── Listing ──

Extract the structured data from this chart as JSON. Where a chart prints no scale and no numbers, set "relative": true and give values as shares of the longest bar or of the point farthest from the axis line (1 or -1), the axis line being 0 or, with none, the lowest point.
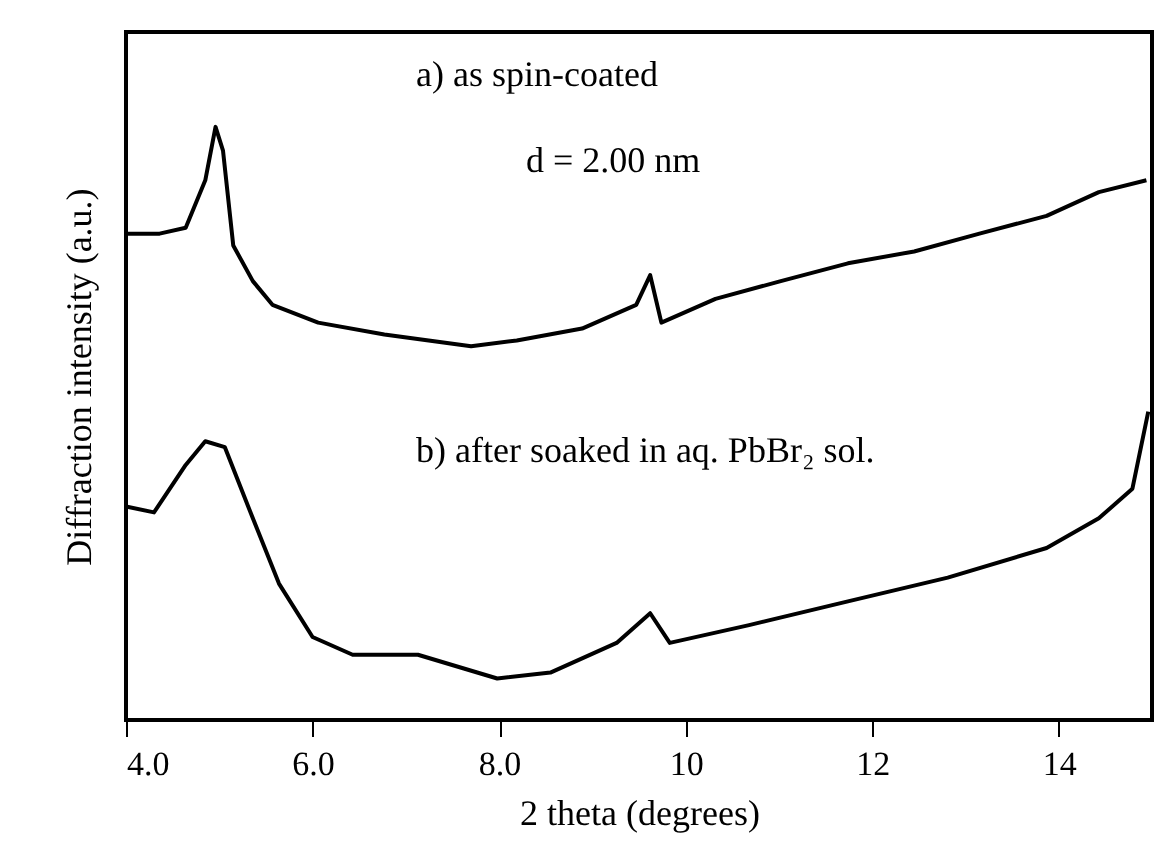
{
  "chart_data": {
    "type": "line",
    "relative": true,
    "xlabel": "2 theta (degrees)",
    "ylabel": "Diffraction intensity (a.u.)",
    "xlim": [
      4,
      15
    ],
    "xticks": [
      {
        "value": 4,
        "label": "4.0"
      },
      {
        "value": 6,
        "label": "6.0"
      },
      {
        "value": 8,
        "label": "8.0"
      },
      10,
      12,
      14
    ],
    "tick_labels": "x",
    "line_style": "solid",
    "marker": "none",
    "annotations": [
      "a) as spin-coated",
      "d = 2.00 nm",
      "b) after soaked in aq. PbBr₂ sol."
    ],
    "series": [
      {
        "color": "#000000",
        "x": [
          4.0,
          4.36,
          4.64,
          4.85,
          4.96,
          5.04,
          5.15,
          5.36,
          5.57,
          6.06,
          6.77,
          7.7,
          8.19,
          8.89,
          9.47,
          9.62,
          9.74,
          10.32,
          11.02,
          11.74,
          12.45,
          13.15,
          13.87,
          14.43,
          14.94
        ],
        "values": [
          0.82,
          0.82,
          0.83,
          0.91,
          1.0,
          0.96,
          0.8,
          0.74,
          0.7,
          0.67,
          0.65,
          0.63,
          0.64,
          0.66,
          0.7,
          0.75,
          0.67,
          0.71,
          0.74,
          0.77,
          0.79,
          0.82,
          0.85,
          0.89,
          0.91
        ]
      },
      {
        "color": "#000000",
        "x": [
          4.0,
          4.3,
          4.64,
          4.85,
          5.06,
          5.36,
          5.64,
          6.0,
          6.43,
          7.13,
          7.98,
          8.55,
          9.26,
          9.62,
          9.83,
          10.68,
          11.74,
          12.81,
          13.87,
          14.43,
          14.79,
          14.96
        ],
        "values": [
          0.36,
          0.35,
          0.43,
          0.47,
          0.46,
          0.34,
          0.23,
          0.14,
          0.11,
          0.11,
          0.07,
          0.08,
          0.13,
          0.18,
          0.13,
          0.16,
          0.2,
          0.24,
          0.29,
          0.34,
          0.39,
          0.52
        ]
      }
    ]
  }
}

───

Read through the entries and copy each line in which "none" appears.

Extract the structured data from this chart as JSON. Where a chart prints no scale and no numbers, set "relative": true and give values as shares of the longest bar or of the point farthest from the axis line (1 or -1), the axis line being 0 or, with none, the lowest point.
    "marker": "none",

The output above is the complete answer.